(Data for this exercise)
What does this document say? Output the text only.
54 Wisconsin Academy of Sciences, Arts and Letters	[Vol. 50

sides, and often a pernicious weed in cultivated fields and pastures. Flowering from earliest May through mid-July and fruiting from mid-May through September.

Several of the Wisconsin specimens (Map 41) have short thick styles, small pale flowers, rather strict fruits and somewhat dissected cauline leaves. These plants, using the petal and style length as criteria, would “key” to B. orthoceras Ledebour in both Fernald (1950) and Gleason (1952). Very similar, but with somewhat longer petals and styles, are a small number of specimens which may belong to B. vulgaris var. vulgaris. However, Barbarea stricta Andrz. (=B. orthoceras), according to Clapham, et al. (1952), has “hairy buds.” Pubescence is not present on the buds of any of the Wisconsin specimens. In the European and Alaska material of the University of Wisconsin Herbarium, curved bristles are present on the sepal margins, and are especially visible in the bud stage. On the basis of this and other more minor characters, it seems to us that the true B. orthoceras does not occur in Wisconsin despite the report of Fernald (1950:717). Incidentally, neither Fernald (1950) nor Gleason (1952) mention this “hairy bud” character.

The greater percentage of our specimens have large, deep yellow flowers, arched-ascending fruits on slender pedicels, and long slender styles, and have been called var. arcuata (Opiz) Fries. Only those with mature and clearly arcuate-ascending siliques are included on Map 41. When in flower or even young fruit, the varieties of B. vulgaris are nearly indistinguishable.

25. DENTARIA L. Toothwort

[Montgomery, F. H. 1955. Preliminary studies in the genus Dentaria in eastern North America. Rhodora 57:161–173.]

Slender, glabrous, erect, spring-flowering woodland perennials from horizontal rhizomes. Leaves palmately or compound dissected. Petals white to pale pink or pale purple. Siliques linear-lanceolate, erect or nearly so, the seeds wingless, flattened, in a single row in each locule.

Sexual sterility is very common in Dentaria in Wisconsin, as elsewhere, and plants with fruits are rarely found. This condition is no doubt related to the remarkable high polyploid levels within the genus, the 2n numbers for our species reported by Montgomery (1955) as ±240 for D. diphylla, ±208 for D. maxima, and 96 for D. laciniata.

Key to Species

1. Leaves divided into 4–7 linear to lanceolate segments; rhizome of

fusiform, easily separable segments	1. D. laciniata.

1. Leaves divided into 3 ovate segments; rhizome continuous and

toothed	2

--

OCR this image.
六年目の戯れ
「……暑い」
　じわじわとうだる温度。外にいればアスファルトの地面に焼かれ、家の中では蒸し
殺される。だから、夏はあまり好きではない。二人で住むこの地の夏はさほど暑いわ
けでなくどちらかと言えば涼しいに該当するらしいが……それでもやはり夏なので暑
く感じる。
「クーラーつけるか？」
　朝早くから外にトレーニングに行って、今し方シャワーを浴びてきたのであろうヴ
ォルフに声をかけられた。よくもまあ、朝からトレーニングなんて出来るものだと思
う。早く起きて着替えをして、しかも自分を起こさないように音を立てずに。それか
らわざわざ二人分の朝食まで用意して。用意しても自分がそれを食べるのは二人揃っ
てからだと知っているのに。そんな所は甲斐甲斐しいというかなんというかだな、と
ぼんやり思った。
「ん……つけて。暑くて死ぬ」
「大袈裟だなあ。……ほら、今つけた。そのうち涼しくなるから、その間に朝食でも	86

--

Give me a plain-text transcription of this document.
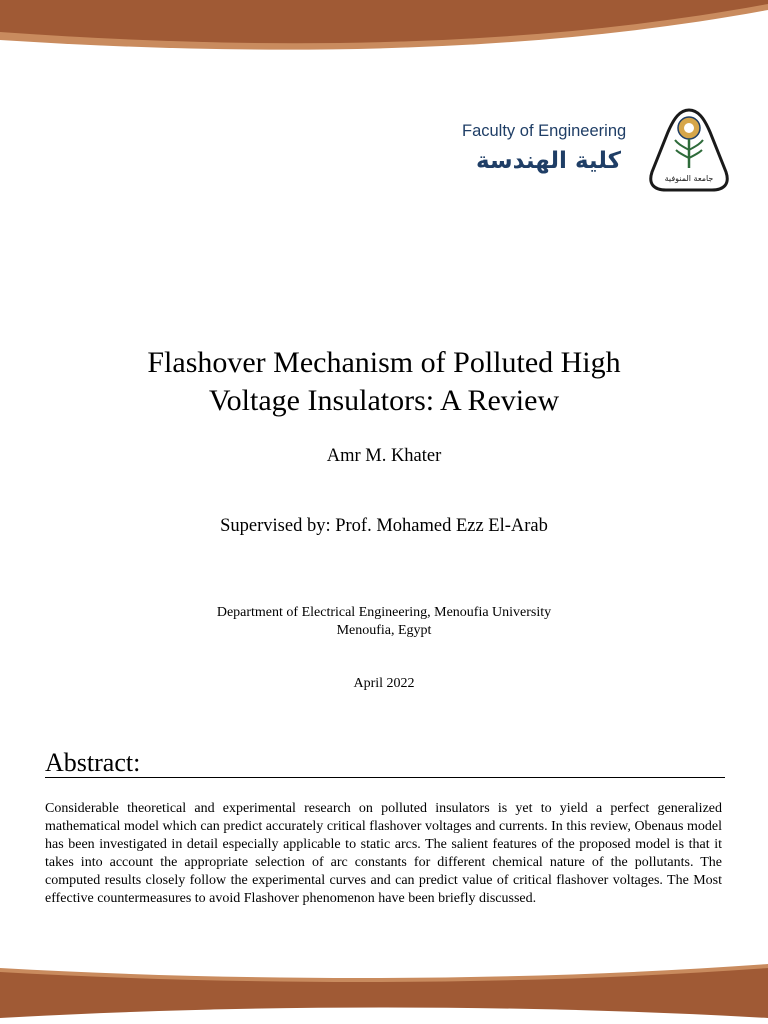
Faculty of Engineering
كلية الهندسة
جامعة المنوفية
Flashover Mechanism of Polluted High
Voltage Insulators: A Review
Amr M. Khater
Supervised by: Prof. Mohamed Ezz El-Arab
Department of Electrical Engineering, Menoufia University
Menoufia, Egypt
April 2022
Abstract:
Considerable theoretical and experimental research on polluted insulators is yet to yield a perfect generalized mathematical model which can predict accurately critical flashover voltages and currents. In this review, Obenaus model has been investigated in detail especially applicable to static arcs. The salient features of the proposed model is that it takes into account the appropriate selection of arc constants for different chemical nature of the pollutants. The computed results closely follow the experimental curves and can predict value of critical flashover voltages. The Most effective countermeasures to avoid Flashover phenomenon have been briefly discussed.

(Goal)
Extract, from the listing above, every line where the string "lanceolate" occurs.

(Written answer)
Slender, glabrous, erect, spring-flowering woodland perennials from horizontal rhizomes. Leaves palmately or compound dissected. Petals white to pale pink or pale purple. Siliques linear-lanceolate, erect or nearly so, the seeds wingless, flattened, in a single row in each locule.
1. Leaves divided into 4–7 linear to lanceolate segments; rhizome of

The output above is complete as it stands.